• TASK A: Reproduce the passage on distribution transformers below in full, word for word.

• DOCUMENT:
Distribution transformers consist of a magnetic core made from laminations of sheet silicon steel (transformer steel) stacked and either glued together with resin or banded together with steel straps, with the primary and secondary wire windings wrapped around them. This core construction is designed to reduce core losses, dissipation of magnetic energy as heat in the core, which are an economically important cause of power loss in utility grids. Core losses are caused by two effects; hysteresis loss in the steel, and eddy currents. Silicon steel has low hysteresis loss, and the laminated construction prevents eddy currents from flowing in the core, which dissipate power in the resistance of the steel. Efficiency of typical distribution transformers is between about 98 and 99 percent. Where large numbers of transformers are made to standard designs, a wound C-shaped core is economic to manufacture. A steel strip is wrapped around a former, pressed into shape and then cut into two C-shaped halves, which are re-assembled on the copper windings.

• DATASET EXTRACT:
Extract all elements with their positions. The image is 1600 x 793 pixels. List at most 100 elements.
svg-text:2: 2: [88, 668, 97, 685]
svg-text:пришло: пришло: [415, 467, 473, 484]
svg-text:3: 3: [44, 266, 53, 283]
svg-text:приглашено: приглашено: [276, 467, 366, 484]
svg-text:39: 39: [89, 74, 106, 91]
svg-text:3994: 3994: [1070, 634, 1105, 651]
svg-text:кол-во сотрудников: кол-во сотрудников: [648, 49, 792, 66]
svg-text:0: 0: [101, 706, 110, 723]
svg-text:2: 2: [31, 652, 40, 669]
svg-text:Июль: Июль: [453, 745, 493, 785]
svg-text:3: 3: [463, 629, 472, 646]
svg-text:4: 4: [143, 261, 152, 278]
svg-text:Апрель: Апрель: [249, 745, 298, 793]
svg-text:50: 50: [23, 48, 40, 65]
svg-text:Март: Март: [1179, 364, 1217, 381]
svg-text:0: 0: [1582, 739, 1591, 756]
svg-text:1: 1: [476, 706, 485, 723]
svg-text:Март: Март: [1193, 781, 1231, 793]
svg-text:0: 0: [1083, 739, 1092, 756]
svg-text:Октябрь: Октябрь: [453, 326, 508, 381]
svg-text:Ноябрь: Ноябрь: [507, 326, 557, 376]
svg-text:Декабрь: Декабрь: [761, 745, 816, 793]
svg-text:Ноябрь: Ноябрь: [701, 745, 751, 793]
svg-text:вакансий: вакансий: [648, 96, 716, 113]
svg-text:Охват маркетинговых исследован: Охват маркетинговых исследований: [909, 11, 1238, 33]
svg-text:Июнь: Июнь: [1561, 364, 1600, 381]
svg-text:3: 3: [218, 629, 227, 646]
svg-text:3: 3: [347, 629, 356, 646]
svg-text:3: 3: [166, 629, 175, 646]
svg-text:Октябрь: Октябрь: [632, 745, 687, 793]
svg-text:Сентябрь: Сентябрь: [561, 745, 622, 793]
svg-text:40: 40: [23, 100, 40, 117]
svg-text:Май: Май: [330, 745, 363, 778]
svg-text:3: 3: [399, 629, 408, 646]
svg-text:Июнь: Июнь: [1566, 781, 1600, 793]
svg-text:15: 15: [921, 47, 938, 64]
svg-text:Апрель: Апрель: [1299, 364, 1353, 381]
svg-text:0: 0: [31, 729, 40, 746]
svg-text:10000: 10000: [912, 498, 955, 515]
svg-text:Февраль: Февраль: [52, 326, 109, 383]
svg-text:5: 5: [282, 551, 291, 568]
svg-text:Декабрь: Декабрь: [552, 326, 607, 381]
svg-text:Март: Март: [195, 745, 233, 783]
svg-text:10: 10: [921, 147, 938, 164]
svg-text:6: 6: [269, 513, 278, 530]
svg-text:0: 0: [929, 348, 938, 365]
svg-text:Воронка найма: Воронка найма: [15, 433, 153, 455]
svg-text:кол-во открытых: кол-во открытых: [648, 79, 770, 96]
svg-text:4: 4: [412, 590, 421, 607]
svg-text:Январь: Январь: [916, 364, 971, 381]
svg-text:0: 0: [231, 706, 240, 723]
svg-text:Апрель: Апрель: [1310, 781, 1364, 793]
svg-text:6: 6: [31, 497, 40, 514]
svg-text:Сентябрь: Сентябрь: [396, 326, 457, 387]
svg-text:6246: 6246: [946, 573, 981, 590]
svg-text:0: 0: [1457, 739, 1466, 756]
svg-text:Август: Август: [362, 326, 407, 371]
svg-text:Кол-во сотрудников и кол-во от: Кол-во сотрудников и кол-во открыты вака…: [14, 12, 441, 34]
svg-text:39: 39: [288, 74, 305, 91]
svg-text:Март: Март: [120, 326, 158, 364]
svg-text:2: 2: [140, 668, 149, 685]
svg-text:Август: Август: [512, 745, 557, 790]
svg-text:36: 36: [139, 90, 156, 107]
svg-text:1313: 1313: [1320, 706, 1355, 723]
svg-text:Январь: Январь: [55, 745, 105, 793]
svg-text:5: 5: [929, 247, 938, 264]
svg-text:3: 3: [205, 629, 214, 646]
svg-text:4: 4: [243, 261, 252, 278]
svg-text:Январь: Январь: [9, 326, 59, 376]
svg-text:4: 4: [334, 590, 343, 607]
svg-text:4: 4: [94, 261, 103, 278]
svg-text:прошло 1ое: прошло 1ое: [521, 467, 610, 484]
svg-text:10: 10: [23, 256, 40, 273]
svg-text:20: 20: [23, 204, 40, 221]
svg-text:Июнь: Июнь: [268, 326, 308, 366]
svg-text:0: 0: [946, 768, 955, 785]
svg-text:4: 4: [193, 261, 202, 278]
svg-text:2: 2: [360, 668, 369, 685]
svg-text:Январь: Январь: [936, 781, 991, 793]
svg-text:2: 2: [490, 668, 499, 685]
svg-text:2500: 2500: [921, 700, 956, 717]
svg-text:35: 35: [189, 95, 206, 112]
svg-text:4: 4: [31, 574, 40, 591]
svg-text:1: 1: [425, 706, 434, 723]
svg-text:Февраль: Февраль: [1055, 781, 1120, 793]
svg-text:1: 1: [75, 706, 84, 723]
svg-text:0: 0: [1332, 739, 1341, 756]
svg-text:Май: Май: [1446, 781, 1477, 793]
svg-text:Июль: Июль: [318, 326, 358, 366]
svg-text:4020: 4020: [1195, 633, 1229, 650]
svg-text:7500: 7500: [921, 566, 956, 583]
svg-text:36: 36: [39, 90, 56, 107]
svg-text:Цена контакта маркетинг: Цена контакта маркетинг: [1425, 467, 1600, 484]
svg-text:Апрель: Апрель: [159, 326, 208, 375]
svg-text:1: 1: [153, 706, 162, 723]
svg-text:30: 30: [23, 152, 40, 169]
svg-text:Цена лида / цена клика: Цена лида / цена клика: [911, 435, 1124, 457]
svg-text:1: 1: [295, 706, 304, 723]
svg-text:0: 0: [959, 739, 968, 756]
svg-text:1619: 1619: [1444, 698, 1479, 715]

• TASK B: Count the lines of the records above that contain the string "сотрудников". Reply with the number alone.

• RESULT A:
Distribution transformers consist of a magnetic core made from laminations of sheet silicon steel (transformer steel) stacked and either glued together with resin or banded together with steel straps, with the primary and secondary wire windings wrapped around them. This core construction is designed to reduce core losses, dissipation of magnetic energy as heat in the core, which are an economically important cause of power loss in utility grids. Core losses are caused by two effects; hysteresis loss in the steel, and eddy currents. Silicon steel has low hysteresis loss, and the laminated construction prevents eddy currents from flowing in the core, which dissipate power in the resistance of the steel. Efficiency of typical distribution transformers is between about 98 and 99 percent. Where large numbers of transformers are made to standard designs, a wound C-shaped core is economic to manufacture. A steel strip is wrapped around a former, pressed into shape and then cut into two C-shaped halves, which are re-assembled on the copper windings.

• RESULT B: 2